* Work to complete *
Collect all the lines that mention the word "Lajos".
┌──
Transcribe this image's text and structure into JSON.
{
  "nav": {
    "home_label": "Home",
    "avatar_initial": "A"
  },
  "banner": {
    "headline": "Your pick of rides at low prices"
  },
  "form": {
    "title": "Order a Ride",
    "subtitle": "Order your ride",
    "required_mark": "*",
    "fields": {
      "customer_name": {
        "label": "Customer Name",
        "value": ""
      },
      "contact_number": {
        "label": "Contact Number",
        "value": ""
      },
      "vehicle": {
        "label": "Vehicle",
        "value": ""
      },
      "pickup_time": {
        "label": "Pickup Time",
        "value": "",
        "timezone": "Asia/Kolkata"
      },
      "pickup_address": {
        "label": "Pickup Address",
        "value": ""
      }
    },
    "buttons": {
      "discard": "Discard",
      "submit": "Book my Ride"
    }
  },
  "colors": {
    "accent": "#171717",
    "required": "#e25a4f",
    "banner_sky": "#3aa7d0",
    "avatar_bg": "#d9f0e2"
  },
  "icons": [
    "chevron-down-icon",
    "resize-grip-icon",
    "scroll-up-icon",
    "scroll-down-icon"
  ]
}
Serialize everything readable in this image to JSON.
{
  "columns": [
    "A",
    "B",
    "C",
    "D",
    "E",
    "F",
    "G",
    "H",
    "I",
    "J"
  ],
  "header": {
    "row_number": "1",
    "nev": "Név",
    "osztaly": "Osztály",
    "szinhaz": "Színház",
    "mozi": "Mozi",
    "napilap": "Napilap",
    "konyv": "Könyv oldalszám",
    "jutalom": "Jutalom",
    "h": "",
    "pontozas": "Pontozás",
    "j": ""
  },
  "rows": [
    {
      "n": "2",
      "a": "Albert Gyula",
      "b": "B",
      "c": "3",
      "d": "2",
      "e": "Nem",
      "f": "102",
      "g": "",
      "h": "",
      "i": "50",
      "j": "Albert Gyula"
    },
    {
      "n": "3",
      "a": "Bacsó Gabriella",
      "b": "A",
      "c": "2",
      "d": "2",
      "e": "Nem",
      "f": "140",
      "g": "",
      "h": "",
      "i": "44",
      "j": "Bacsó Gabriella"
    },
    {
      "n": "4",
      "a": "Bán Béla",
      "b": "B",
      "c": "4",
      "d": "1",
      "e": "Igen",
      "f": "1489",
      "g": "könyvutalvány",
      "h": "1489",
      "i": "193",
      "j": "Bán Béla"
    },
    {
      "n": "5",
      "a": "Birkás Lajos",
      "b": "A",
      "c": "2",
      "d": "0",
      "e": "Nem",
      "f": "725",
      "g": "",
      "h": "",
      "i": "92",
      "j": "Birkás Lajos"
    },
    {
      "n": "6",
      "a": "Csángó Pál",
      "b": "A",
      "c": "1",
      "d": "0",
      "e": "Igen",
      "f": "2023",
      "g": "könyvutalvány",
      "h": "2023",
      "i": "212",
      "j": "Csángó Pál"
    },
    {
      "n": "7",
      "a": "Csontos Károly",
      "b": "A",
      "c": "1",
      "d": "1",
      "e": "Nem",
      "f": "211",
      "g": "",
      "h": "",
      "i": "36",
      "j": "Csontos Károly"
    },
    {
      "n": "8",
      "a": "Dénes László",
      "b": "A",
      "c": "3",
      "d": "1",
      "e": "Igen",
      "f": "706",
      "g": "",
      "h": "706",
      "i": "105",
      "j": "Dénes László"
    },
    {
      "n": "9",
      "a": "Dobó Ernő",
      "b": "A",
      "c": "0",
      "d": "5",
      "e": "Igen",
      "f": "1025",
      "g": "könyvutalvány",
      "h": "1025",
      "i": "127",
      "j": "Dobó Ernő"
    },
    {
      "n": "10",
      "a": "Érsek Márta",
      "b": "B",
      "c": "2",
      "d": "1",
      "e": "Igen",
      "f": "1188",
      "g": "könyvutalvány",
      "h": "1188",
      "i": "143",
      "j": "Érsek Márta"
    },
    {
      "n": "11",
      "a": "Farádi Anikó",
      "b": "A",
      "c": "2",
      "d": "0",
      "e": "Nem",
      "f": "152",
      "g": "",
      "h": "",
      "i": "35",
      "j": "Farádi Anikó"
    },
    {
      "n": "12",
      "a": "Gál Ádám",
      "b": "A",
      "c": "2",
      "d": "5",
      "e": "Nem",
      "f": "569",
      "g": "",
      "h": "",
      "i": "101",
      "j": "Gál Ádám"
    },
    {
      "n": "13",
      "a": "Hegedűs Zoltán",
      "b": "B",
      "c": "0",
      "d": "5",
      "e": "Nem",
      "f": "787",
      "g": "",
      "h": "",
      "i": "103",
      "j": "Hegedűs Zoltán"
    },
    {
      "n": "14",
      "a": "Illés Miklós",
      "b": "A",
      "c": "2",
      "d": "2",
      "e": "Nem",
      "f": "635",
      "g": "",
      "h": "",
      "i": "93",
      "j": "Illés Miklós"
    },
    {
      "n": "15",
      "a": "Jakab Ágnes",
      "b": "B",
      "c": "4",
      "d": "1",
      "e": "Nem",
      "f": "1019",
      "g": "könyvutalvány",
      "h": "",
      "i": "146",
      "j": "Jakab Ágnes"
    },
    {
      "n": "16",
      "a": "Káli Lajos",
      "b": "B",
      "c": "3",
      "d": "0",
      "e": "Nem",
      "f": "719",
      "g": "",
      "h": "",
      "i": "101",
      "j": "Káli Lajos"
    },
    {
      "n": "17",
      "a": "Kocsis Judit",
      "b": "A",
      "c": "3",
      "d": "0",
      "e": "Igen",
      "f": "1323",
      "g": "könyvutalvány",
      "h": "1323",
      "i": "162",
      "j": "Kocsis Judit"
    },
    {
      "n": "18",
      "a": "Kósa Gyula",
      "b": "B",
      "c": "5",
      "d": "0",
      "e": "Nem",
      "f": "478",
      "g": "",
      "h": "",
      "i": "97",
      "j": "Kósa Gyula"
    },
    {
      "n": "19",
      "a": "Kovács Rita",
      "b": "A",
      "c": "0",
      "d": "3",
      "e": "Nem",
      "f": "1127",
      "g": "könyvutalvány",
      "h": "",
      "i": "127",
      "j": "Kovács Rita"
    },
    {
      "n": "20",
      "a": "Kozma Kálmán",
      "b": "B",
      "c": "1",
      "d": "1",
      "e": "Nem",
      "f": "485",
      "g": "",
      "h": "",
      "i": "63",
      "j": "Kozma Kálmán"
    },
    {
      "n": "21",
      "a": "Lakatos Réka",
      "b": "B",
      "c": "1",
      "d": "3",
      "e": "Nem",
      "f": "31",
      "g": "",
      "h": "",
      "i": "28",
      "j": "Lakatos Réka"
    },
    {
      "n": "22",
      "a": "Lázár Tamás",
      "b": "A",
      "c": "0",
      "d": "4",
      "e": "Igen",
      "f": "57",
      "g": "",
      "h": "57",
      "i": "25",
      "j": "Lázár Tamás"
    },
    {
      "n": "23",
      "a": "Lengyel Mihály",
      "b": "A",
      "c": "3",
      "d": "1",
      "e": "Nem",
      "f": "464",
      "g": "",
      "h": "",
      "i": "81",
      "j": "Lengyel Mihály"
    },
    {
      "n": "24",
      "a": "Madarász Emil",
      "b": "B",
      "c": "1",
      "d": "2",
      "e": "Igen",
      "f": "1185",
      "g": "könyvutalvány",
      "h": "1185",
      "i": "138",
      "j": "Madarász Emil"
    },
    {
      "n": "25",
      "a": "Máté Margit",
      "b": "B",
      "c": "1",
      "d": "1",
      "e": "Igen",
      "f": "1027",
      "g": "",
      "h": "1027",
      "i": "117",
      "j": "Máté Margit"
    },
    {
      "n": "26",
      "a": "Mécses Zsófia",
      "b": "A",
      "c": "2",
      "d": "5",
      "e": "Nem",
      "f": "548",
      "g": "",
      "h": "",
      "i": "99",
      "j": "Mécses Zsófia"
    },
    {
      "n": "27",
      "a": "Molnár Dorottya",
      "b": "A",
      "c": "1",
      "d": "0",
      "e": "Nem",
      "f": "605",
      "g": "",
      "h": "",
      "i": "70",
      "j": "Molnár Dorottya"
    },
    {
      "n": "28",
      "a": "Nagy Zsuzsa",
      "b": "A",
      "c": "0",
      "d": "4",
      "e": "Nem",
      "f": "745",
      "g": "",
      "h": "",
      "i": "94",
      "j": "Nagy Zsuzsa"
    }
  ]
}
└──
* Problem solution *
      "a": "Birkás Lajos",
      "j": "Birkás Lajos"
      "a": "Káli Lajos",
      "j": "Káli Lajos"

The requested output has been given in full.